= What the task asks =
Pictures aside, quote the whole listing exactly.

= Data rows =
::::

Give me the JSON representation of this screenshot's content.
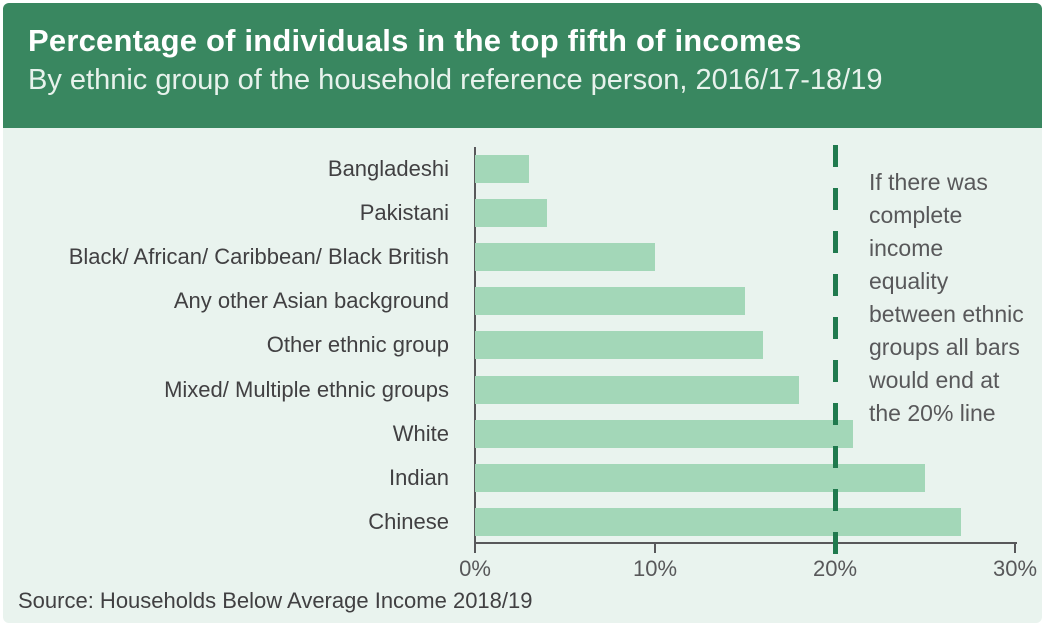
{
  "header": {
    "title": "Percentage of individuals in the top fifth of incomes",
    "subtitle": "By ethnic group of the household reference person, 2016/17-18/19"
  },
  "chart_data": {
    "type": "bar",
    "orientation": "horizontal",
    "title": "Percentage of individuals in the top fifth of incomes",
    "subtitle": "By ethnic group of the household reference person, 2016/17-18/19",
    "categories": [
      "Bangladeshi",
      "Pakistani",
      "Black/ African/ Caribbean/ Black British",
      "Any other Asian background",
      "Other ethnic group",
      "Mixed/ Multiple ethnic groups",
      "White",
      "Indian",
      "Chinese"
    ],
    "values": [
      3,
      4,
      10,
      15,
      16,
      18,
      21,
      25,
      27
    ],
    "xlabel": "",
    "ylabel": "",
    "xlim": [
      0,
      30
    ],
    "x_tick_values": [
      0,
      10,
      20,
      30
    ],
    "x_tick_labels": [
      "0%",
      "10%",
      "20%",
      "30%"
    ],
    "grid": false,
    "legend": false,
    "reference_line": {
      "value": 20,
      "style": "dashed",
      "label": "20% line"
    },
    "annotation_lines": [
      "If there was",
      "complete",
      "income",
      "equality",
      "between ethnic",
      "groups all bars",
      "would end at",
      "the 20% line"
    ],
    "colors": {
      "header_background": "#398760",
      "chart_background": "#e9f3ee",
      "bar": "#a3d7b8",
      "reference_line": "#207a4e",
      "axis": "#58585a",
      "title_text": "#ffffff",
      "subtitle_text": "#e7f2ec",
      "label_text": "#414042"
    }
  },
  "footer": {
    "source": "Source: Households Below Average Income 2018/19"
  }
}
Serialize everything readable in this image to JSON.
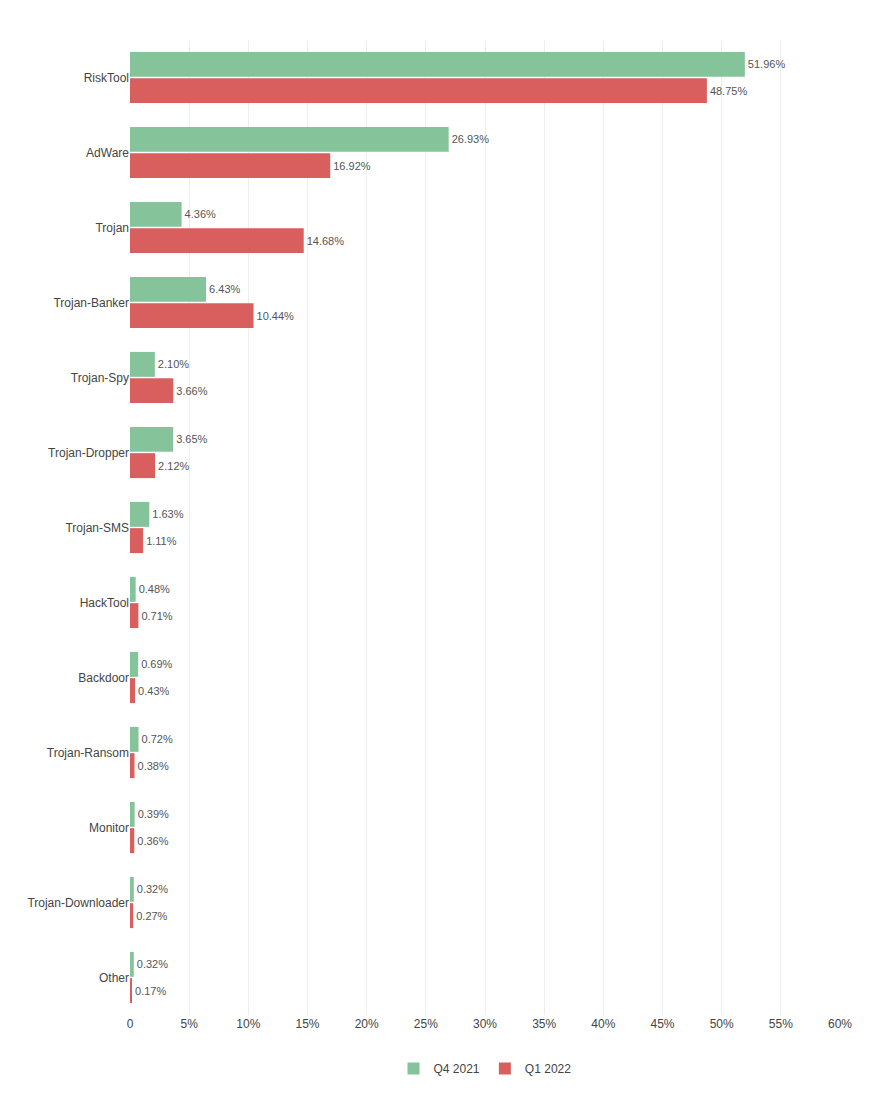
{
  "chart_data": {
    "type": "bar",
    "orientation": "horizontal",
    "categories": [
      "RiskTool",
      "AdWare",
      "Trojan",
      "Trojan-Banker",
      "Trojan-Spy",
      "Trojan-Dropper",
      "Trojan-SMS",
      "HackTool",
      "Backdoor",
      "Trojan-Ransom",
      "Monitor",
      "Trojan-Downloader",
      "Other"
    ],
    "series": [
      {
        "name": "Q4 2021",
        "color": "#85C49A",
        "values": [
          51.96,
          26.93,
          4.36,
          6.43,
          2.1,
          3.65,
          1.63,
          0.48,
          0.69,
          0.72,
          0.39,
          0.32,
          0.32
        ],
        "value_labels": [
          "51.96%",
          "26.93%",
          "4.36%",
          "6.43%",
          "2.10%",
          "3.65%",
          "1.63%",
          "0.48%",
          "0.69%",
          "0.72%",
          "0.39%",
          "0.32%",
          "0.32%"
        ]
      },
      {
        "name": "Q1 2022",
        "color": "#D95F5F",
        "values": [
          48.75,
          16.92,
          14.68,
          10.44,
          3.66,
          2.12,
          1.11,
          0.71,
          0.43,
          0.38,
          0.36,
          0.27,
          0.17
        ],
        "value_labels": [
          "48.75%",
          "16.92%",
          "14.68%",
          "10.44%",
          "3.66%",
          "2.12%",
          "1.11%",
          "0.71%",
          "0.43%",
          "0.38%",
          "0.36%",
          "0.27%",
          "0.17%"
        ]
      }
    ],
    "xlim": [
      0,
      60
    ],
    "xticks": [
      0,
      {
        "value": 5,
        "label": "5%"
      },
      {
        "value": 10,
        "label": "10%"
      },
      {
        "value": 15,
        "label": "15%"
      },
      {
        "value": 20,
        "label": "20%"
      },
      {
        "value": 25,
        "label": "25%"
      },
      {
        "value": 30,
        "label": "30%"
      },
      {
        "value": 35,
        "label": "35%"
      },
      {
        "value": 40,
        "label": "40%"
      },
      {
        "value": 45,
        "label": "45%"
      },
      {
        "value": 50,
        "label": "50%"
      },
      {
        "value": 55,
        "label": "55%"
      },
      {
        "value": 60,
        "label": "60%"
      }
    ],
    "grid": true,
    "legend": "bottom",
    "data_labels": true
  }
}
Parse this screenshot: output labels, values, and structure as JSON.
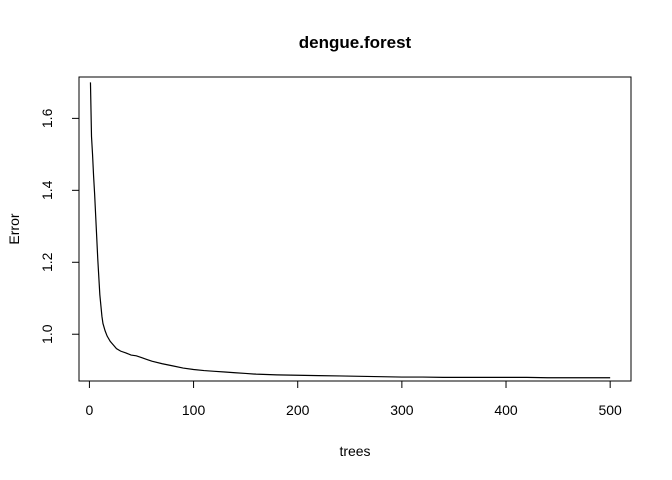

::::

= Output =
Give me the JSON representation of this screenshot's content.
{
  "header": {
    "title": "Percentage of individuals in the top fifth of incomes",
    "subtitle": "By ethnic group of the household reference person, 2016/17-18/19"
  },
  "chart_data": {
    "type": "bar",
    "orientation": "horizontal",
    "title": "Percentage of individuals in the top fifth of incomes",
    "subtitle": "By ethnic group of the household reference person, 2016/17-18/19",
    "categories": [
      "Bangladeshi",
      "Pakistani",
      "Black/ African/ Caribbean/ Black British",
      "Any other Asian background",
      "Other ethnic group",
      "Mixed/ Multiple ethnic groups",
      "White",
      "Indian",
      "Chinese"
    ],
    "values": [
      3,
      4,
      10,
      15,
      16,
      18,
      21,
      25,
      27
    ],
    "xlabel": "",
    "ylabel": "",
    "xlim": [
      0,
      30
    ],
    "x_tick_values": [
      0,
      10,
      20,
      30
    ],
    "x_tick_labels": [
      "0%",
      "10%",
      "20%",
      "30%"
    ],
    "grid": false,
    "legend": false,
    "reference_line": {
      "value": 20,
      "style": "dashed",
      "label": "20% line"
    },
    "annotation_lines": [
      "If there was",
      "complete",
      "income",
      "equality",
      "between ethnic",
      "groups all bars",
      "would end at",
      "the 20% line"
    ],
    "colors": {
      "header_background": "#398760",
      "chart_background": "#e9f3ee",
      "bar": "#a3d7b8",
      "reference_line": "#207a4e",
      "axis": "#58585a",
      "title_text": "#ffffff",
      "subtitle_text": "#e7f2ec",
      "label_text": "#414042"
    }
  },
  "footer": {
    "source": "Source: Households Below Average Income 2018/19"
  }
}
Serialize everything readable in this image to JSON.
{
  "chart_data": {
    "type": "bar",
    "orientation": "horizontal",
    "categories": [
      "RiskTool",
      "AdWare",
      "Trojan",
      "Trojan-Banker",
      "Trojan-Spy",
      "Trojan-Dropper",
      "Trojan-SMS",
      "HackTool",
      "Backdoor",
      "Trojan-Ransom",
      "Monitor",
      "Trojan-Downloader",
      "Other"
    ],
    "series": [
      {
        "name": "Q4 2021",
        "color": "#85C49A",
        "values": [
          51.96,
          26.93,
          4.36,
          6.43,
          2.1,
          3.65,
          1.63,
          0.48,
          0.69,
          0.72,
          0.39,
          0.32,
          0.32
        ],
        "value_labels": [
          "51.96%",
          "26.93%",
          "4.36%",
          "6.43%",
          "2.10%",
          "3.65%",
          "1.63%",
          "0.48%",
          "0.69%",
          "0.72%",
          "0.39%",
          "0.32%",
          "0.32%"
        ]
      },
      {
        "name": "Q1 2022",
        "color": "#D95F5F",
        "values": [
          48.75,
          16.92,
          14.68,
          10.44,
          3.66,
          2.12,
          1.11,
          0.71,
          0.43,
          0.38,
          0.36,
          0.27,
          0.17
        ],
        "value_labels": [
          "48.75%",
          "16.92%",
          "14.68%",
          "10.44%",
          "3.66%",
          "2.12%",
          "1.11%",
          "0.71%",
          "0.43%",
          "0.38%",
          "0.36%",
          "0.27%",
          "0.17%"
        ]
      }
    ],
    "xlim": [
      0,
      60
    ],
    "xticks": [
      0,
      {
        "value": 5,
        "label": "5%"
      },
      {
        "value": 10,
        "label": "10%"
      },
      {
        "value": 15,
        "label": "15%"
      },
      {
        "value": 20,
        "label": "20%"
      },
      {
        "value": 25,
        "label": "25%"
      },
      {
        "value": 30,
        "label": "30%"
      },
      {
        "value": 35,
        "label": "35%"
      },
      {
        "value": 40,
        "label": "40%"
      },
      {
        "value": 45,
        "label": "45%"
      },
      {
        "value": 50,
        "label": "50%"
      },
      {
        "value": 55,
        "label": "55%"
      },
      {
        "value": 60,
        "label": "60%"
      }
    ],
    "grid": true,
    "legend": "bottom",
    "data_labels": true
  }
}
Parse this screenshot: output labels, values, and structure as JSON.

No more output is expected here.